Problem details:
Output each entry that follows exactly. Images stay out.

====== Stored records

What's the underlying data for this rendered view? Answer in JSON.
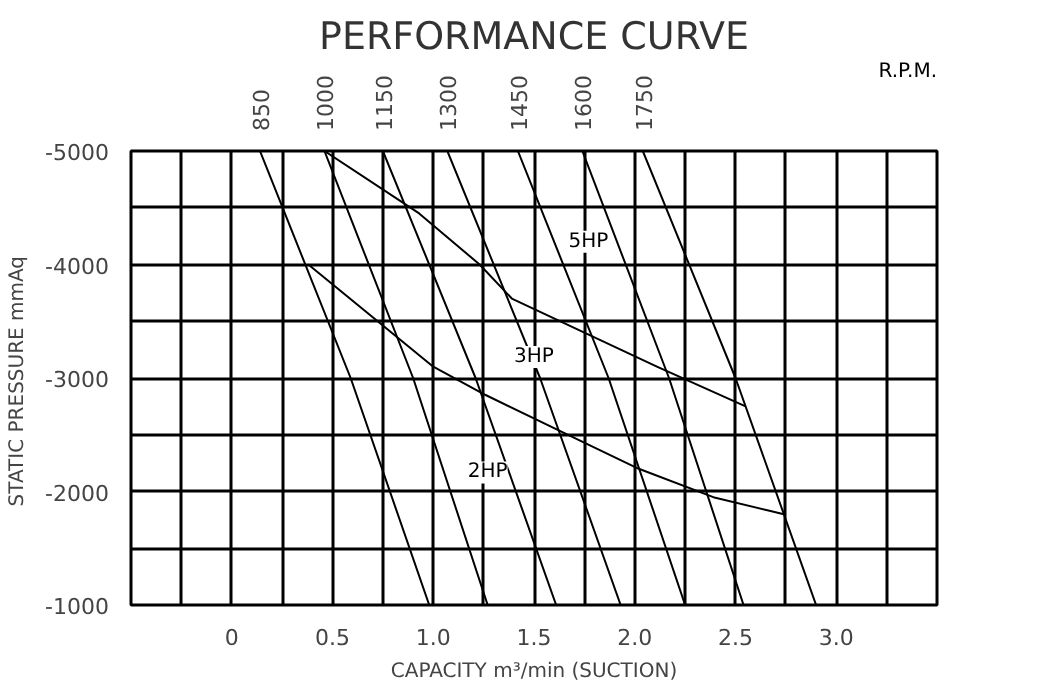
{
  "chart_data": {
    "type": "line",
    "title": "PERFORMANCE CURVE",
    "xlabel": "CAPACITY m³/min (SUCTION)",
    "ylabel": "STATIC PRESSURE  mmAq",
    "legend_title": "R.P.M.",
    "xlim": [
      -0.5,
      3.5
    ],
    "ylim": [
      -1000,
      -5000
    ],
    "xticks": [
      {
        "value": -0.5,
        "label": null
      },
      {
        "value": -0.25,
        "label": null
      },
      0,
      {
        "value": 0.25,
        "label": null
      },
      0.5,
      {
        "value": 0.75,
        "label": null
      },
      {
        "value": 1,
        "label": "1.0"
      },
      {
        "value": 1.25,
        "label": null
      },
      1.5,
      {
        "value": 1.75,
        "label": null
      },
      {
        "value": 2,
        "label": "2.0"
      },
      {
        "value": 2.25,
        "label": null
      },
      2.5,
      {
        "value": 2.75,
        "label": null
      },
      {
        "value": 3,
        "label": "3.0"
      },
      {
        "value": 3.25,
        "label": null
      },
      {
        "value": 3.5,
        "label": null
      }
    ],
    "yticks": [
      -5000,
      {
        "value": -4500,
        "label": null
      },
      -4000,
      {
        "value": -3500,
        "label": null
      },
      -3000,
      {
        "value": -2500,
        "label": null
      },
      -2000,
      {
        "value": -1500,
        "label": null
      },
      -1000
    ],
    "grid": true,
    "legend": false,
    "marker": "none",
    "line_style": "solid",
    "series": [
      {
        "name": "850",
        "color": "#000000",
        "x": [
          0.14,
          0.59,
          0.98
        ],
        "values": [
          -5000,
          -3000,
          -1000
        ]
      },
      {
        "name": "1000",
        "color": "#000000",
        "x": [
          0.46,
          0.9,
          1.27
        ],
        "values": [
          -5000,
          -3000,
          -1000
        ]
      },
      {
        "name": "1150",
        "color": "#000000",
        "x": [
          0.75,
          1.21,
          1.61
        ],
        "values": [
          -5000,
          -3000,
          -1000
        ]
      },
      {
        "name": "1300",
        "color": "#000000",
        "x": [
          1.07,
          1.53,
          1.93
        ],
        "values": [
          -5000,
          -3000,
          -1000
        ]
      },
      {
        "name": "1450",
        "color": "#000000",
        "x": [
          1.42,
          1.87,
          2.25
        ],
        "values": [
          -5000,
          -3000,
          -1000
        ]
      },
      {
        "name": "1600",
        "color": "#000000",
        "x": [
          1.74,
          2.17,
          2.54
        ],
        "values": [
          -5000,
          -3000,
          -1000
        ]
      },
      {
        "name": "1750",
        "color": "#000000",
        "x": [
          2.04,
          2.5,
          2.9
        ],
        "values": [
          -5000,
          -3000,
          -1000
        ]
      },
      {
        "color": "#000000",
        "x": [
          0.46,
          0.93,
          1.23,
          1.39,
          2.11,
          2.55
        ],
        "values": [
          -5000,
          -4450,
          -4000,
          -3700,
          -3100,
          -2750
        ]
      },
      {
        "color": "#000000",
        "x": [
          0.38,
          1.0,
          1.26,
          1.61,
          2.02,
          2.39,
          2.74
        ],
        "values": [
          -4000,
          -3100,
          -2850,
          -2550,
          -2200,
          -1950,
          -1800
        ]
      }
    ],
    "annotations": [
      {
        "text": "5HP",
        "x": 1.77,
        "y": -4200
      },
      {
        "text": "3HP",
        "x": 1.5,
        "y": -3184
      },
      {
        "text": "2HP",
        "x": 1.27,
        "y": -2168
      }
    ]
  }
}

============

Final answer:
What's the underlying data for this rendered view? Answer in JSON.
{
  "chart_data": {
    "type": "line",
    "title": "PERFORMANCE CURVE",
    "xlabel": "CAPACITY m³/min (SUCTION)",
    "ylabel": "STATIC PRESSURE  mmAq",
    "legend_title": "R.P.M.",
    "xlim": [
      -0.5,
      3.5
    ],
    "ylim": [
      -1000,
      -5000
    ],
    "xticks": [
      {
        "value": -0.5,
        "label": null
      },
      {
        "value": -0.25,
        "label": null
      },
      0,
      {
        "value": 0.25,
        "label": null
      },
      0.5,
      {
        "value": 0.75,
        "label": null
      },
      {
        "value": 1,
        "label": "1.0"
      },
      {
        "value": 1.25,
        "label": null
      },
      1.5,
      {
        "value": 1.75,
        "label": null
      },
      {
        "value": 2,
        "label": "2.0"
      },
      {
        "value": 2.25,
        "label": null
      },
      2.5,
      {
        "value": 2.75,
        "label": null
      },
      {
        "value": 3,
        "label": "3.0"
      },
      {
        "value": 3.25,
        "label": null
      },
      {
        "value": 3.5,
        "label": null
      }
    ],
    "yticks": [
      -5000,
      {
        "value": -4500,
        "label": null
      },
      -4000,
      {
        "value": -3500,
        "label": null
      },
      -3000,
      {
        "value": -2500,
        "label": null
      },
      -2000,
      {
        "value": -1500,
        "label": null
      },
      -1000
    ],
    "grid": true,
    "legend": false,
    "marker": "none",
    "line_style": "solid",
    "series": [
      {
        "name": "850",
        "color": "#000000",
        "x": [
          0.14,
          0.59,
          0.98
        ],
        "values": [
          -5000,
          -3000,
          -1000
        ]
      },
      {
        "name": "1000",
        "color": "#000000",
        "x": [
          0.46,
          0.9,
          1.27
        ],
        "values": [
          -5000,
          -3000,
          -1000
        ]
      },
      {
        "name": "1150",
        "color": "#000000",
        "x": [
          0.75,
          1.21,
          1.61
        ],
        "values": [
          -5000,
          -3000,
          -1000
        ]
      },
      {
        "name": "1300",
        "color": "#000000",
        "x": [
          1.07,
          1.53,
          1.93
        ],
        "values": [
          -5000,
          -3000,
          -1000
        ]
      },
      {
        "name": "1450",
        "color": "#000000",
        "x": [
          1.42,
          1.87,
          2.25
        ],
        "values": [
          -5000,
          -3000,
          -1000
        ]
      },
      {
        "name": "1600",
        "color": "#000000",
        "x": [
          1.74,
          2.17,
          2.54
        ],
        "values": [
          -5000,
          -3000,
          -1000
        ]
      },
      {
        "name": "1750",
        "color": "#000000",
        "x": [
          2.04,
          2.5,
          2.9
        ],
        "values": [
          -5000,
          -3000,
          -1000
        ]
      },
      {
        "color": "#000000",
        "x": [
          0.46,
          0.93,
          1.23,
          1.39,
          2.11,
          2.55
        ],
        "values": [
          -5000,
          -4450,
          -4000,
          -3700,
          -3100,
          -2750
        ]
      },
      {
        "color": "#000000",
        "x": [
          0.38,
          1.0,
          1.26,
          1.61,
          2.02,
          2.39,
          2.74
        ],
        "values": [
          -4000,
          -3100,
          -2850,
          -2550,
          -2200,
          -1950,
          -1800
        ]
      }
    ],
    "annotations": [
      {
        "text": "5HP",
        "x": 1.77,
        "y": -4200
      },
      {
        "text": "3HP",
        "x": 1.5,
        "y": -3184
      },
      {
        "text": "2HP",
        "x": 1.27,
        "y": -2168
      }
    ]
  }
}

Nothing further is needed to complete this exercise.